**Records shown**
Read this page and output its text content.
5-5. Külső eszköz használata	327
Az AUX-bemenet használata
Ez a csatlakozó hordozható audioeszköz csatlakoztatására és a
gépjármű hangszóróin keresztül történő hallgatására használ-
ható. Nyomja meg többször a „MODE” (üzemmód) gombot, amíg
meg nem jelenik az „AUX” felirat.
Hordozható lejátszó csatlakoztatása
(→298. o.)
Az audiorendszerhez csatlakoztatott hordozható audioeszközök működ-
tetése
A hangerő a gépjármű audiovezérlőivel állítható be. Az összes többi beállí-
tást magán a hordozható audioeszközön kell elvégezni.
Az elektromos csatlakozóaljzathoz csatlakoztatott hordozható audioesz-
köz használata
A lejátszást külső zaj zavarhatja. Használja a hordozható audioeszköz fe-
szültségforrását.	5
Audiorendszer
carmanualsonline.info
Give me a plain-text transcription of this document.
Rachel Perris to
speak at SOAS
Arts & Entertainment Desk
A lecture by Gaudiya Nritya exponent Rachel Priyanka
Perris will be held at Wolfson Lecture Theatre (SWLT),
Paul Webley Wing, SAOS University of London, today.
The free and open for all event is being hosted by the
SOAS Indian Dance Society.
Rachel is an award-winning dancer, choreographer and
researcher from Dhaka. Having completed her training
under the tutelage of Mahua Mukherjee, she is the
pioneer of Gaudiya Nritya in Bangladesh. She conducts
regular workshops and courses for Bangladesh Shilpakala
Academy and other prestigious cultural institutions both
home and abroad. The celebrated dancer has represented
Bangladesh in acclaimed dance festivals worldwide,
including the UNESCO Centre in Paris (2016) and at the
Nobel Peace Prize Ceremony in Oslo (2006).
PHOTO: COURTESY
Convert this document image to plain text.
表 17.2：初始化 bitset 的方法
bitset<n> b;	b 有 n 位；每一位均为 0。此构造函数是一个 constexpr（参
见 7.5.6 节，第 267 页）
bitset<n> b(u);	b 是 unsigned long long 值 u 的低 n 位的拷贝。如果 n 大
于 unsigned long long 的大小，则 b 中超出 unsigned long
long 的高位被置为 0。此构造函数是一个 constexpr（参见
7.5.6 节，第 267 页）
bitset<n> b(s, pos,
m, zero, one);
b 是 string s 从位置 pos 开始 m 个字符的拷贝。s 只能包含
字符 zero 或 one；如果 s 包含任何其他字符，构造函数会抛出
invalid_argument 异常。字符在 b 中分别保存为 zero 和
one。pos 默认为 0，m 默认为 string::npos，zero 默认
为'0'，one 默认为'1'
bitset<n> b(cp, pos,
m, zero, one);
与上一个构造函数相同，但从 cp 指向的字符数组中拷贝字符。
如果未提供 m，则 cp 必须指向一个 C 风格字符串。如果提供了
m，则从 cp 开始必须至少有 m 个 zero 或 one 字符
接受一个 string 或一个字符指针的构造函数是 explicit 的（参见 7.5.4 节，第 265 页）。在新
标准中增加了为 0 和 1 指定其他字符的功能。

**Objective**
Exact repetition is required for the lines from the one that contains "Convert this document image to plain text." through the final line; leave out everything else.

**Worked answer**
Convert this document image to plain text.
表 17.2：初始化 bitset 的方法
bitset<n> b;	b 有 n 位；每一位均为 0。此构造函数是一个 constexpr（参
见 7.5.6 节，第 267 页）
bitset<n> b(u);	b 是 unsigned long long 值 u 的低 n 位的拷贝。如果 n 大
于 unsigned long long 的大小，则 b 中超出 unsigned long
long 的高位被置为 0。此构造函数是一个 constexpr（参见
7.5.6 节，第 267 页）
bitset<n> b(s, pos,
m, zero, one);
b 是 string s 从位置 pos 开始 m 个字符的拷贝。s 只能包含
字符 zero 或 one；如果 s 包含任何其他字符，构造函数会抛出
invalid_argument 异常。字符在 b 中分别保存为 zero 和
one。pos 默认为 0，m 默认为 string::npos，zero 默认
为'0'，one 默认为'1'
bitset<n> b(cp, pos,
m, zero, one);
与上一个构造函数相同，但从 cp 指向的字符数组中拷贝字符。
如果未提供 m，则 cp 必须指向一个 C 风格字符串。如果提供了
m，则从 cp 开始必须至少有 m 个 zero 或 one 字符
接受一个 string 或一个字符指针的构造函数是 explicit 的（参见 7.5.4 节，第 265 页）。在新
标准中增加了为 0 和 1 指定其他字符的功能。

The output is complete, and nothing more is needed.